▶ _DATASET_
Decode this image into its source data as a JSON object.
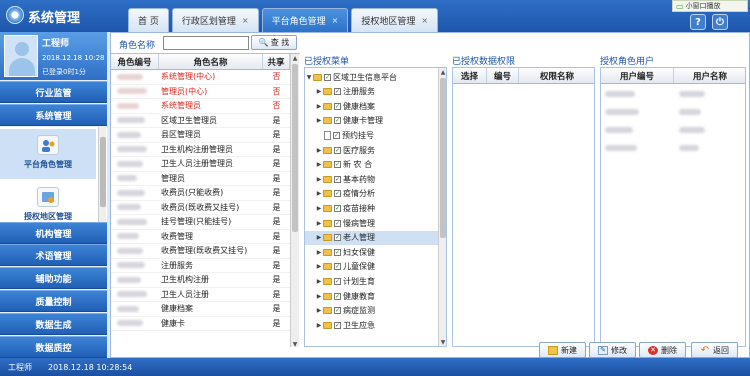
{
  "app": {
    "title": "系统管理"
  },
  "tabs": [
    {
      "label": "首 页",
      "closable": false
    },
    {
      "label": "行政区划管理",
      "closable": true
    },
    {
      "label": "平台角色管理",
      "closable": true,
      "active": true
    },
    {
      "label": "授权地区管理",
      "closable": true
    }
  ],
  "top": {
    "mini_player": "小窗口播放",
    "close_glyph": "×"
  },
  "user": {
    "name": "工程师",
    "date": "2018.12.18 10:28",
    "login_info": "已登录0时1分"
  },
  "sidebar": {
    "menus_top": [
      "行业监管",
      "系统管理"
    ],
    "sub_items": [
      "平台角色管理",
      "授权地区管理"
    ],
    "menus_bottom": [
      "机构管理",
      "术语管理",
      "辅助功能",
      "质量控制",
      "数据生成",
      "数据质控"
    ]
  },
  "filter": {
    "label": "角色名称",
    "value": "",
    "search_label": "查 找"
  },
  "role_grid": {
    "headers": [
      "角色编号",
      "角色名称",
      "共享"
    ],
    "rows": [
      {
        "name": "系统管理(中心)",
        "shared": "否",
        "highlight": true
      },
      {
        "name": "管理员(中心)",
        "shared": "否",
        "highlight": true
      },
      {
        "name": "系统管理员",
        "shared": "否",
        "highlight": true
      },
      {
        "name": "区域卫生管理员",
        "shared": "是"
      },
      {
        "name": "县区管理员",
        "shared": "是"
      },
      {
        "name": "卫生机构注册管理员",
        "shared": "是"
      },
      {
        "name": "卫生人员注册管理员",
        "shared": "是"
      },
      {
        "name": "管理员",
        "shared": "是"
      },
      {
        "name": "收费员(只能收费)",
        "shared": "是"
      },
      {
        "name": "收费员(既收费又挂号)",
        "shared": "是"
      },
      {
        "name": "挂号管理(只能挂号)",
        "shared": "是"
      },
      {
        "name": "收费管理",
        "shared": "是"
      },
      {
        "name": "收费管理(既收费又挂号)",
        "shared": "是"
      },
      {
        "name": "注册服务",
        "shared": "是"
      },
      {
        "name": "卫生机构注册",
        "shared": "是"
      },
      {
        "name": "卫生人员注册",
        "shared": "是"
      },
      {
        "name": "健康档案",
        "shared": "是"
      },
      {
        "name": "健康卡",
        "shared": "是"
      }
    ]
  },
  "menu_tree": {
    "title": "已授权菜单",
    "root": "区域卫生信息平台",
    "children": [
      {
        "label": "注册服务",
        "type": "folder"
      },
      {
        "label": "健康档案",
        "type": "folder"
      },
      {
        "label": "健康卡管理",
        "type": "folder"
      },
      {
        "label": "预约挂号",
        "type": "doc"
      },
      {
        "label": "医疗服务",
        "type": "folder"
      },
      {
        "label": "新 农 合",
        "type": "folder"
      },
      {
        "label": "基本药物",
        "type": "folder"
      },
      {
        "label": "疫情分析",
        "type": "folder"
      },
      {
        "label": "疫苗接种",
        "type": "folder"
      },
      {
        "label": "慢病管理",
        "type": "folder"
      },
      {
        "label": "老人管理",
        "type": "folder",
        "selected": true
      },
      {
        "label": "妇女保健",
        "type": "folder"
      },
      {
        "label": "儿童保健",
        "type": "folder"
      },
      {
        "label": "计划生育",
        "type": "folder"
      },
      {
        "label": "健康教育",
        "type": "folder"
      },
      {
        "label": "病症监测",
        "type": "folder"
      },
      {
        "label": "卫生应急",
        "type": "folder"
      }
    ]
  },
  "data_perm": {
    "title": "已授权数据权限",
    "headers": [
      "选择",
      "编号",
      "权限名称"
    ]
  },
  "perm_users": {
    "title": "授权角色用户",
    "headers": [
      "用户编号",
      "用户名称"
    ]
  },
  "actions": {
    "new_label": "新建",
    "edit_label": "修改",
    "delete_label": "删除",
    "back_label": "返回"
  },
  "status": {
    "user": "工程师",
    "datetime": "2018.12.18 10:28:54"
  },
  "colors": {
    "primary": "#2f6fc6",
    "highlight_text": "#e0241b"
  }
}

▶ _EXERCISE AIM_
Repeat the material above in full and exactly, omitting the pictures.

▶ _OUTPUT BELOW_
Decode this image into its source data as a JSON object.
{
  "app": {
    "title": "系统管理"
  },
  "tabs": [
    {
      "label": "首 页",
      "closable": false
    },
    {
      "label": "行政区划管理",
      "closable": true
    },
    {
      "label": "平台角色管理",
      "closable": true,
      "active": true
    },
    {
      "label": "授权地区管理",
      "closable": true
    }
  ],
  "top": {
    "mini_player": "小窗口播放",
    "close_glyph": "×"
  },
  "user": {
    "name": "工程师",
    "date": "2018.12.18 10:28",
    "login_info": "已登录0时1分"
  },
  "sidebar": {
    "menus_top": [
      "行业监管",
      "系统管理"
    ],
    "sub_items": [
      "平台角色管理",
      "授权地区管理"
    ],
    "menus_bottom": [
      "机构管理",
      "术语管理",
      "辅助功能",
      "质量控制",
      "数据生成",
      "数据质控"
    ]
  },
  "filter": {
    "label": "角色名称",
    "value": "",
    "search_label": "查 找"
  },
  "role_grid": {
    "headers": [
      "角色编号",
      "角色名称",
      "共享"
    ],
    "rows": [
      {
        "name": "系统管理(中心)",
        "shared": "否",
        "highlight": true
      },
      {
        "name": "管理员(中心)",
        "shared": "否",
        "highlight": true
      },
      {
        "name": "系统管理员",
        "shared": "否",
        "highlight": true
      },
      {
        "name": "区域卫生管理员",
        "shared": "是"
      },
      {
        "name": "县区管理员",
        "shared": "是"
      },
      {
        "name": "卫生机构注册管理员",
        "shared": "是"
      },
      {
        "name": "卫生人员注册管理员",
        "shared": "是"
      },
      {
        "name": "管理员",
        "shared": "是"
      },
      {
        "name": "收费员(只能收费)",
        "shared": "是"
      },
      {
        "name": "收费员(既收费又挂号)",
        "shared": "是"
      },
      {
        "name": "挂号管理(只能挂号)",
        "shared": "是"
      },
      {
        "name": "收费管理",
        "shared": "是"
      },
      {
        "name": "收费管理(既收费又挂号)",
        "shared": "是"
      },
      {
        "name": "注册服务",
        "shared": "是"
      },
      {
        "name": "卫生机构注册",
        "shared": "是"
      },
      {
        "name": "卫生人员注册",
        "shared": "是"
      },
      {
        "name": "健康档案",
        "shared": "是"
      },
      {
        "name": "健康卡",
        "shared": "是"
      }
    ]
  },
  "menu_tree": {
    "title": "已授权菜单",
    "root": "区域卫生信息平台",
    "children": [
      {
        "label": "注册服务",
        "type": "folder"
      },
      {
        "label": "健康档案",
        "type": "folder"
      },
      {
        "label": "健康卡管理",
        "type": "folder"
      },
      {
        "label": "预约挂号",
        "type": "doc"
      },
      {
        "label": "医疗服务",
        "type": "folder"
      },
      {
        "label": "新 农 合",
        "type": "folder"
      },
      {
        "label": "基本药物",
        "type": "folder"
      },
      {
        "label": "疫情分析",
        "type": "folder"
      },
      {
        "label": "疫苗接种",
        "type": "folder"
      },
      {
        "label": "慢病管理",
        "type": "folder"
      },
      {
        "label": "老人管理",
        "type": "folder",
        "selected": true
      },
      {
        "label": "妇女保健",
        "type": "folder"
      },
      {
        "label": "儿童保健",
        "type": "folder"
      },
      {
        "label": "计划生育",
        "type": "folder"
      },
      {
        "label": "健康教育",
        "type": "folder"
      },
      {
        "label": "病症监测",
        "type": "folder"
      },
      {
        "label": "卫生应急",
        "type": "folder"
      }
    ]
  },
  "data_perm": {
    "title": "已授权数据权限",
    "headers": [
      "选择",
      "编号",
      "权限名称"
    ]
  },
  "perm_users": {
    "title": "授权角色用户",
    "headers": [
      "用户编号",
      "用户名称"
    ]
  },
  "actions": {
    "new_label": "新建",
    "edit_label": "修改",
    "delete_label": "删除",
    "back_label": "返回"
  },
  "status": {
    "user": "工程师",
    "datetime": "2018.12.18 10:28:54"
  },
  "colors": {
    "primary": "#2f6fc6",
    "highlight_text": "#e0241b"
  }
}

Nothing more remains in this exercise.